▸ WHAT YOU SHOULD DO: Each entry must be given again exactly; images do not belong in the copy.

▸ WORKING DATA:
************

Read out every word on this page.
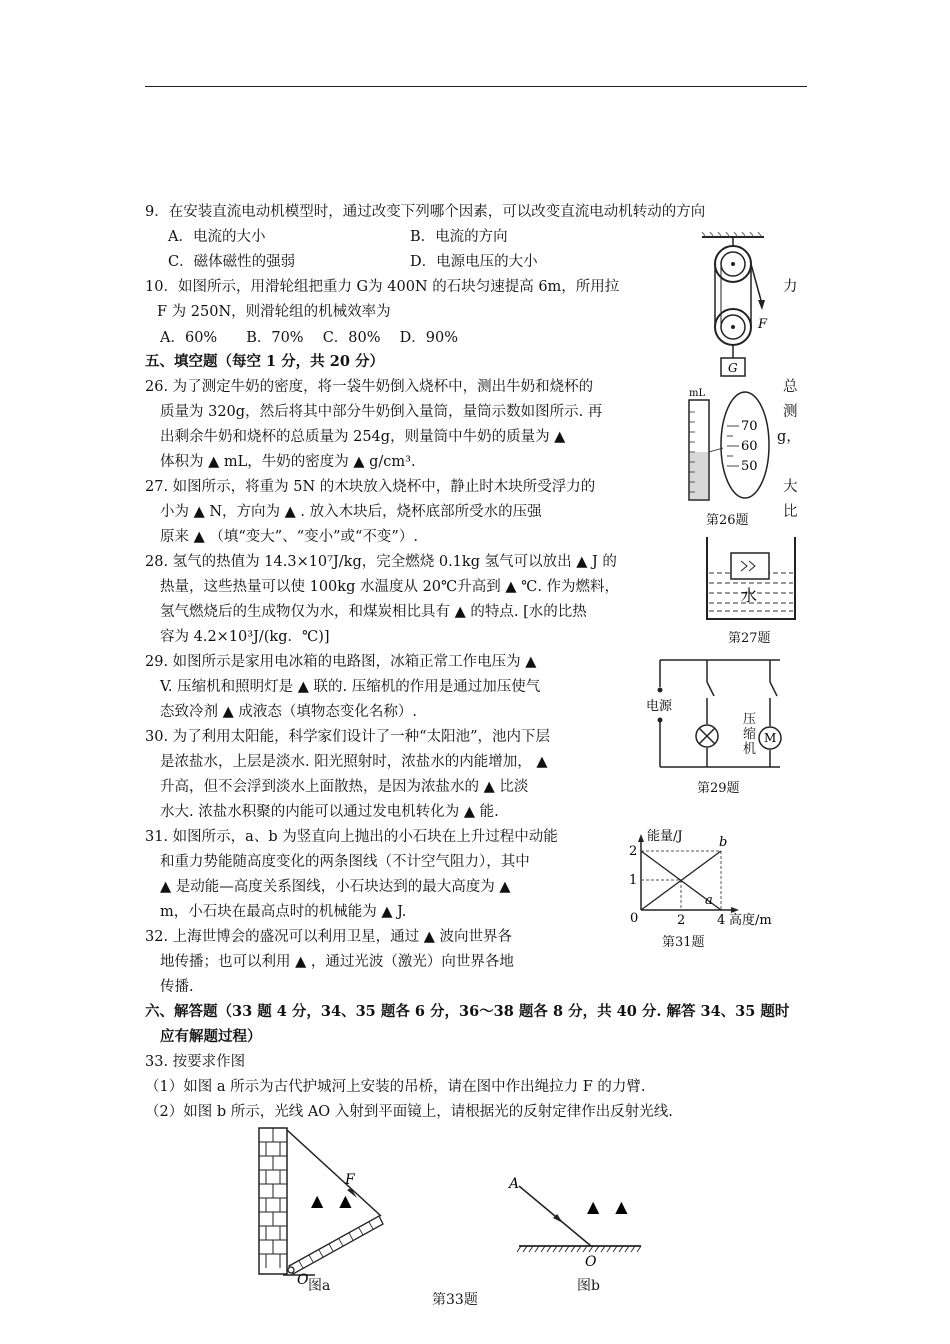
9．在安装直流电动机模型时，通过改变下列哪个因素，可以改变直流电动机转动的方向
A．电流的大小	B．电流的方向
C．磁体磁性的强弱	D．电源电压的大小
10．如图所示，用滑轮组把重力 G为 400N 的石块匀速提高 6m，所用拉	力
F 为 250N，则滑轮组的机械效率为
A．60%　　B．70%　 C．80%　 D．90%
F
G
五、填空题（每空 1 分，共 20 分）
26. 为了测定牛奶的密度，将一袋牛奶倒入烧杯中，测出牛奶和烧杯的	总
质量为 320g，然后将其中部分牛奶倒入量筒，量筒示数如图所示. 再	测
出剩余牛奶和烧杯的总质量为 254g，则量筒中牛奶的质量为 ▲	g，
体积为 ▲ mL，牛奶的密度为 ▲ g/cm³.
mL
70
60
50
第26题
27. 如图所示，将重为 5N 的木块放入烧杯中，静止时木块所受浮力的	大
小为 ▲ N，方向为 ▲ . 放入木块后，烧杯底部所受水的压强	比
原来 ▲ （填“变大”、“变小”或“不变”）.
水
第27题
28. 氢气的热值为 14.3×10⁷J/kg，完全燃烧 0.1kg 氢气可以放出 ▲ J 的
热量，这些热量可以使 100kg 水温度从 20℃升高到 ▲ ℃. 作为燃料，
氢气燃烧后的生成物仅为水，和煤炭相比具有 ▲ 的特点. [水的比热
容为 4.2×10³J/(kg．℃)]
29. 如图所示是家用电冰箱的电路图，冰箱正常工作电压为 ▲
V. 压缩机和照明灯是 ▲ 联的. 压缩机的作用是通过加压使气
态致冷剂 ▲ 成液态（填物态变化名称）.	电源
M
压缩机
第29题
30. 为了利用太阳能，科学家们设计了一种“太阳池”，池内下层
是浓盐水，上层是淡水. 阳光照射时，浓盐水的内能增加， ▲
升高，但不会浮到淡水上面散热，是因为浓盐水的 ▲ 比淡
水大. 浓盐水积聚的内能可以通过发电机转化为 ▲ 能.
31. 如图所示，a、b 为竖直向上抛出的小石块在上升过程中动能
和重力势能随高度变化的两条图线（不计空气阻力），其中
▲ 是动能—高度关系图线，小石块达到的最大高度为 ▲
m，小石块在最高点时的机械能为 ▲ J.
能量/J
高度/m
2
1
0	2 4
a
b
第31题
32. 上海世博会的盛况可以利用卫星，通过 ▲ 波向世界各
地传播；也可以利用 ▲ ，通过光波（激光）向世界各地
传播.
六、解答题（33 题 4 分，34、35 题各 6 分，36～38 题各 8 分，共 40 分. 解答 34、35 题时
应有解题过程）
33. 按要求作图
（1）如图 a 所示为古代护城河上安装的吊桥，请在图中作出绳拉力 F 的力臂.
（2）如图 b 所示，光线 AO 入射到平面镜上，请根据光的反射定律作出反射光线.
F
O
▲　▲
图a
A
O
▲　▲
图b
第33题
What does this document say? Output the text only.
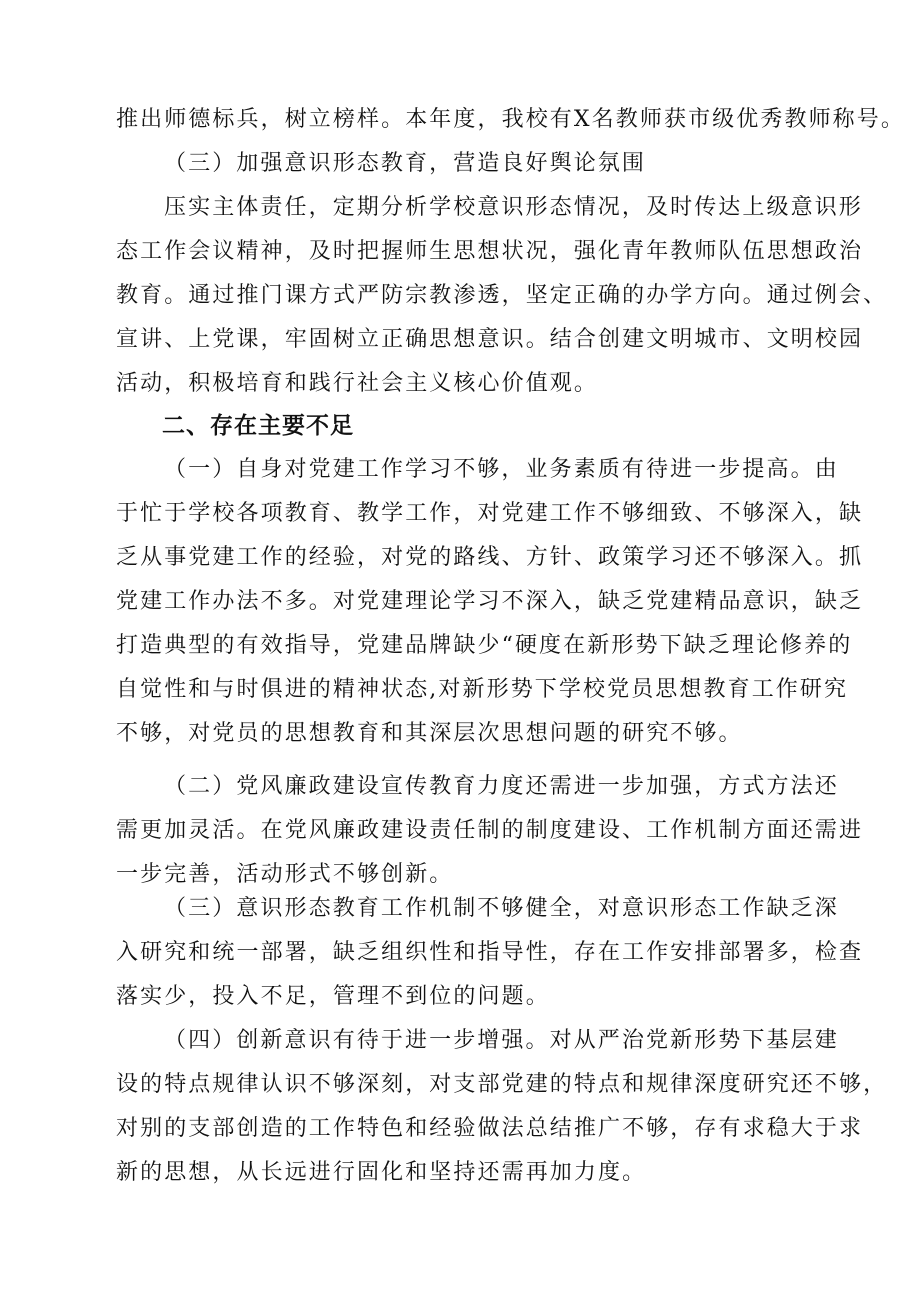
推出师德标兵，树立榜样。本年度，我校有X名教师获市级优秀教师称号。
（三）加强意识形态教育，营造良好舆论氛围
压实主体责任，定期分析学校意识形态情况，及时传达上级意识形
态工作会议精神，及时把握师生思想状况，强化青年教师队伍思想政治
教育。通过推门课方式严防宗教渗透，坚定正确的办学方向。通过例会、
宣讲、上党课，牢固树立正确思想意识。结合创建文明城市、文明校园
活动，积极培育和践行社会主义核心价值观。
二、存在主要不足
（一）自身对党建工作学习不够，业务素质有待进一步提高。由
于忙于学校各项教育、教学工作，对党建工作不够细致、不够深入，缺
乏从事党建工作的经验，对党的路线、方针、政策学习还不够深入。抓
党建工作办法不多。对党建理论学习不深入，缺乏党建精品意识，缺乏
打造典型的有效指导，党建品牌缺少“硬度在新形势下缺乏理论修养的
自觉性和与时俱进的精神状态,对新形势下学校党员思想教育工作研究
不够，对党员的思想教育和其深层次思想问题的研究不够。
（二）党风廉政建设宣传教育力度还需进一步加强，方式方法还
需更加灵活。在党风廉政建设责任制的制度建设、工作机制方面还需进
一步完善，活动形式不够创新。
（三）意识形态教育工作机制不够健全，对意识形态工作缺乏深
入研究和统一部署，缺乏组织性和指导性，存在工作安排部署多，检查
落实少，投入不足，管理不到位的问题。
（四）创新意识有待于进一步增强。对从严治党新形势下基层建
设的特点规律认识不够深刻，对支部党建的特点和规律深度研究还不够，
对别的支部创造的工作特色和经验做法总结推广不够，存有求稳大于求
新的思想，从长远进行固化和坚持还需再加力度。
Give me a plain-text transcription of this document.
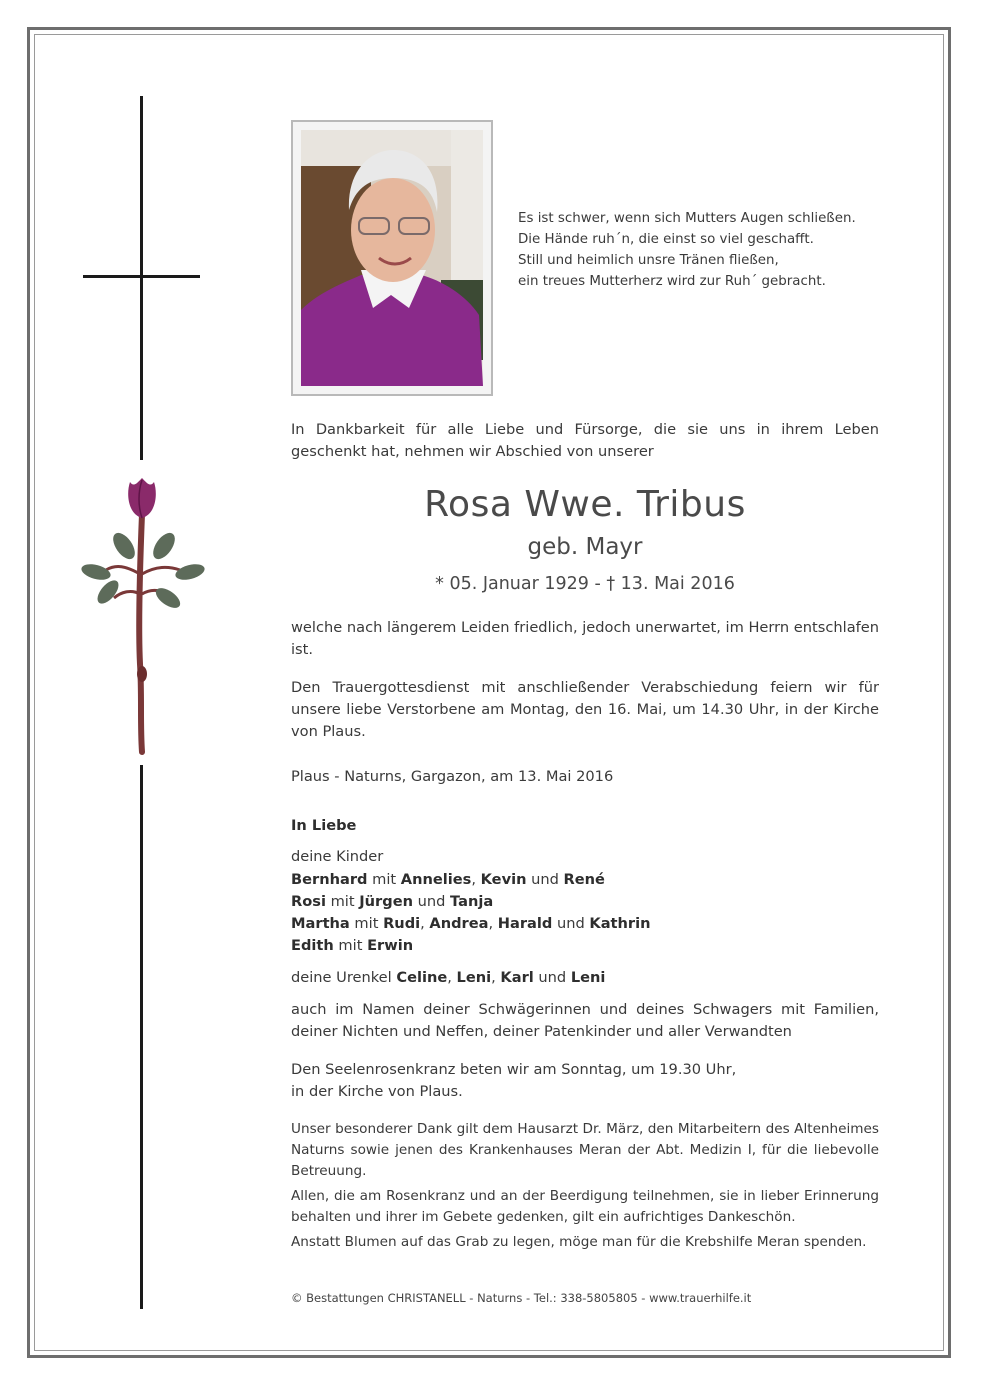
Es ist schwer, wenn sich Mutters Augen schließen.
Die Hände ruh´n, die einst so viel geschafft.
Still und heimlich unsre Tränen fließen,
ein treues Mutterherz wird zur Ruh´ gebracht.
In Dankbarkeit für alle Liebe und Fürsorge, die sie uns in ihrem Leben geschenkt hat, nehmen wir Abschied von unserer
Rosa Wwe. Tribus
geb. Mayr
* 05. Januar 1929 - † 13. Mai 2016
welche nach längerem Leiden friedlich, jedoch unerwartet, im Herrn entschlafen ist.
Den Trauergottesdienst mit anschließender Verabschiedung feiern wir für unsere liebe Verstorbene am Montag, den 16. Mai, um 14.30 Uhr, in der Kirche von Plaus.
Plaus - Naturns, Gargazon, am 13. Mai 2016
In Liebe
deine Kinder
Bernhard mit Annelies, Kevin und René
Rosi mit Jürgen und Tanja
Martha mit Rudi, Andrea, Harald und Kathrin
Edith mit Erwin
deine Urenkel Celine, Leni, Karl und Leni
auch im Namen deiner Schwägerinnen und deines Schwagers mit Familien, deiner Nichten und Neffen, deiner Patenkinder und aller Verwandten
Den Seelenrosenkranz beten wir am Sonntag, um 19.30 Uhr,
in der Kirche von Plaus.
Unser besonderer Dank gilt dem Hausarzt Dr. März, den Mitarbeitern des Altenheimes Naturns sowie jenen des Krankenhauses Meran der Abt. Medizin I, für die liebevolle Betreuung.
Allen, die am Rosenkranz und an der Beerdigung teilnehmen, sie in lieber Erinnerung behalten und ihrer im Gebete gedenken, gilt ein aufrichtiges Dankeschön.
Anstatt Blumen auf das Grab zu legen, möge man für die Krebshilfe Meran spenden.
© Bestattungen CHRISTANELL - Naturns - Tel.: 338-5805805 - www.trauerhilfe.it
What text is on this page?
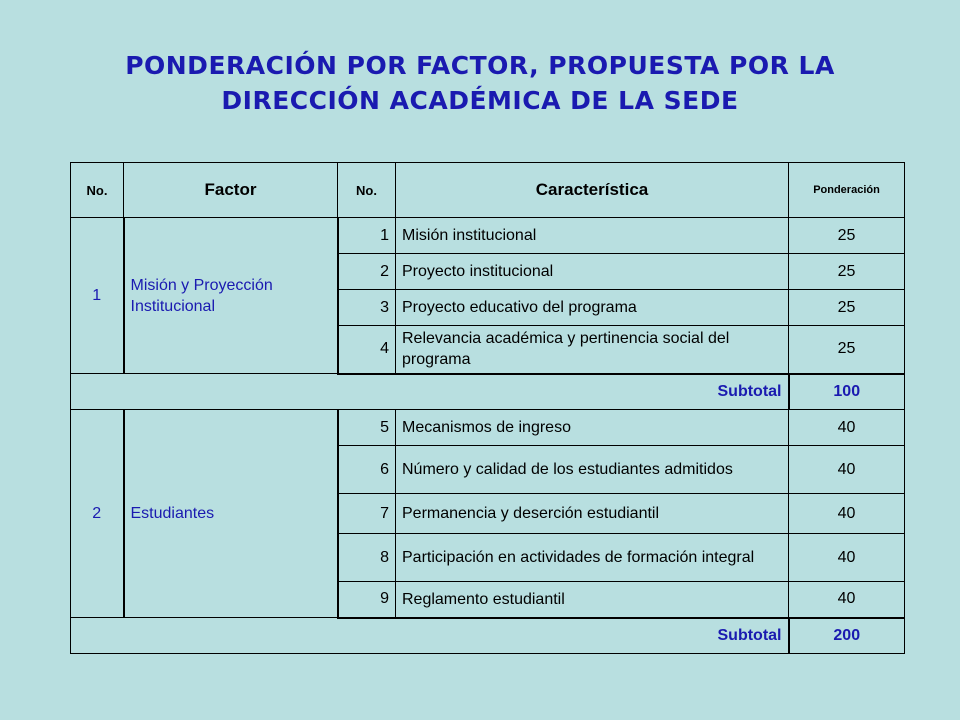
PONDERACIÓN POR FACTOR, PROPUESTA POR LA
DIRECCIÓN ACADÉMICA DE LA SEDE
No.	Factor	No.	Característica	Ponderación
1	Misión y Proyección Institucional	1	Misión institucional	25
		2	Proyecto institucional	25
		3	Proyecto educativo del programa	25
		4	Relevancia académica y pertinencia social del programa	25
Subtotal				100
2	Estudiantes	5	Mecanismos de ingreso	40
		6	Número y calidad de los estudiantes admitidos	40
		7	Permanencia y deserción estudiantil	40
		8	Participación en actividades de formación integral	40
		9	Reglamento estudiantil	40
Subtotal				200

************

▸ ANSWER TO THIS PROBLEM:
Read out every word on this page.
9．在安装直流电动机模型时，通过改变下列哪个因素，可以改变直流电动机转动的方向
A．电流的大小	B．电流的方向
C．磁体磁性的强弱	D．电源电压的大小
10．如图所示，用滑轮组把重力 G为 400N 的石块匀速提高 6m，所用拉	力
F 为 250N，则滑轮组的机械效率为
A．60%　　B．70%　 C．80%　 D．90%
F
G
五、填空题（每空 1 分，共 20 分）
26. 为了测定牛奶的密度，将一袋牛奶倒入烧杯中，测出牛奶和烧杯的	总
质量为 320g，然后将其中部分牛奶倒入量筒，量筒示数如图所示. 再	测
出剩余牛奶和烧杯的总质量为 254g，则量筒中牛奶的质量为 ▲	g，
体积为 ▲ mL，牛奶的密度为 ▲ g/cm³.
mL
70
60
50
第26题
27. 如图所示，将重为 5N 的木块放入烧杯中，静止时木块所受浮力的	大
小为 ▲ N，方向为 ▲ . 放入木块后，烧杯底部所受水的压强	比
原来 ▲ （填“变大”、“变小”或“不变”）.
水
第27题
28. 氢气的热值为 14.3×10⁷J/kg，完全燃烧 0.1kg 氢气可以放出 ▲ J 的
热量，这些热量可以使 100kg 水温度从 20℃升高到 ▲ ℃. 作为燃料，
氢气燃烧后的生成物仅为水，和煤炭相比具有 ▲ 的特点. [水的比热
容为 4.2×10³J/(kg．℃)]
29. 如图所示是家用电冰箱的电路图，冰箱正常工作电压为 ▲
V. 压缩机和照明灯是 ▲ 联的. 压缩机的作用是通过加压使气
态致冷剂 ▲ 成液态（填物态变化名称）.	电源
M
压缩机
第29题
30. 为了利用太阳能，科学家们设计了一种“太阳池”，池内下层
是浓盐水，上层是淡水. 阳光照射时，浓盐水的内能增加， ▲
升高，但不会浮到淡水上面散热，是因为浓盐水的 ▲ 比淡
水大. 浓盐水积聚的内能可以通过发电机转化为 ▲ 能.
31. 如图所示，a、b 为竖直向上抛出的小石块在上升过程中动能
和重力势能随高度变化的两条图线（不计空气阻力），其中
▲ 是动能—高度关系图线，小石块达到的最大高度为 ▲
m，小石块在最高点时的机械能为 ▲ J.
能量/J
高度/m
2
1
0	2 4
a
b
第31题
32. 上海世博会的盛况可以利用卫星，通过 ▲ 波向世界各
地传播；也可以利用 ▲ ，通过光波（激光）向世界各地
传播.
六、解答题（33 题 4 分，34、35 题各 6 分，36～38 题各 8 分，共 40 分. 解答 34、35 题时
应有解题过程）
33. 按要求作图
（1）如图 a 所示为古代护城河上安装的吊桥，请在图中作出绳拉力 F 的力臂.
（2）如图 b 所示，光线 AO 入射到平面镜上，请根据光的反射定律作出反射光线.
F
O
▲　▲
图a
A
O
▲　▲
图b
第33题
What does this document say? Output the text only.
推出师德标兵，树立榜样。本年度，我校有X名教师获市级优秀教师称号。
（三）加强意识形态教育，营造良好舆论氛围
压实主体责任，定期分析学校意识形态情况，及时传达上级意识形
态工作会议精神，及时把握师生思想状况，强化青年教师队伍思想政治
教育。通过推门课方式严防宗教渗透，坚定正确的办学方向。通过例会、
宣讲、上党课，牢固树立正确思想意识。结合创建文明城市、文明校园
活动，积极培育和践行社会主义核心价值观。
二、存在主要不足
（一）自身对党建工作学习不够，业务素质有待进一步提高。由
于忙于学校各项教育、教学工作，对党建工作不够细致、不够深入，缺
乏从事党建工作的经验，对党的路线、方针、政策学习还不够深入。抓
党建工作办法不多。对党建理论学习不深入，缺乏党建精品意识，缺乏
打造典型的有效指导，党建品牌缺少“硬度在新形势下缺乏理论修养的
自觉性和与时俱进的精神状态,对新形势下学校党员思想教育工作研究
不够，对党员的思想教育和其深层次思想问题的研究不够。
（二）党风廉政建设宣传教育力度还需进一步加强，方式方法还
需更加灵活。在党风廉政建设责任制的制度建设、工作机制方面还需进
一步完善，活动形式不够创新。
（三）意识形态教育工作机制不够健全，对意识形态工作缺乏深
入研究和统一部署，缺乏组织性和指导性，存在工作安排部署多，检查
落实少，投入不足，管理不到位的问题。
（四）创新意识有待于进一步增强。对从严治党新形势下基层建
设的特点规律认识不够深刻，对支部党建的特点和规律深度研究还不够，
对别的支部创造的工作特色和经验做法总结推广不够，存有求稳大于求
新的思想，从长远进行固化和坚持还需再加力度。
Give me a plain-text transcription of this document.
Es ist schwer, wenn sich Mutters Augen schließen.
Die Hände ruh´n, die einst so viel geschafft.
Still und heimlich unsre Tränen fließen,
ein treues Mutterherz wird zur Ruh´ gebracht.
In Dankbarkeit für alle Liebe und Fürsorge, die sie uns in ihrem Leben geschenkt hat, nehmen wir Abschied von unserer
Rosa Wwe. Tribus
geb. Mayr
* 05. Januar 1929 - † 13. Mai 2016
welche nach längerem Leiden friedlich, jedoch unerwartet, im Herrn entschlafen ist.
Den Trauergottesdienst mit anschließender Verabschiedung feiern wir für unsere liebe Verstorbene am Montag, den 16. Mai, um 14.30 Uhr, in der Kirche von Plaus.
Plaus - Naturns, Gargazon, am 13. Mai 2016
In Liebe
deine Kinder
Bernhard mit Annelies, Kevin und René
Rosi mit Jürgen und Tanja
Martha mit Rudi, Andrea, Harald und Kathrin
Edith mit Erwin
deine Urenkel Celine, Leni, Karl und Leni
auch im Namen deiner Schwägerinnen und deines Schwagers mit Familien, deiner Nichten und Neffen, deiner Patenkinder und aller Verwandten
Den Seelenrosenkranz beten wir am Sonntag, um 19.30 Uhr,
in der Kirche von Plaus.
Unser besonderer Dank gilt dem Hausarzt Dr. März, den Mitarbeitern des Altenheimes Naturns sowie jenen des Krankenhauses Meran der Abt. Medizin I, für die liebevolle Betreuung.
Allen, die am Rosenkranz und an der Beerdigung teilnehmen, sie in lieber Erinnerung behalten und ihrer im Gebete gedenken, gilt ein aufrichtiges Dankeschön.
Anstatt Blumen auf das Grab zu legen, möge man für die Krebshilfe Meran spenden.
© Bestattungen CHRISTANELL - Naturns - Tel.: 338-5805805 - www.trauerhilfe.it
What text is on this page?
PONDERACIÓN POR FACTOR, PROPUESTA POR LA
DIRECCIÓN ACADÉMICA DE LA SEDE
No.	Factor	No.	Característica	Ponderación
1	Misión y Proyección Institucional	1	Misión institucional	25
		2	Proyecto institucional	25
		3	Proyecto educativo del programa	25
		4	Relevancia académica y pertinencia social del programa	25
Subtotal				100
2	Estudiantes	5	Mecanismos de ingreso	40
		6	Número y calidad de los estudiantes admitidos	40
		7	Permanencia y deserción estudiantil	40
		8	Participación en actividades de formación integral	40
		9	Reglamento estudiantil	40
Subtotal				200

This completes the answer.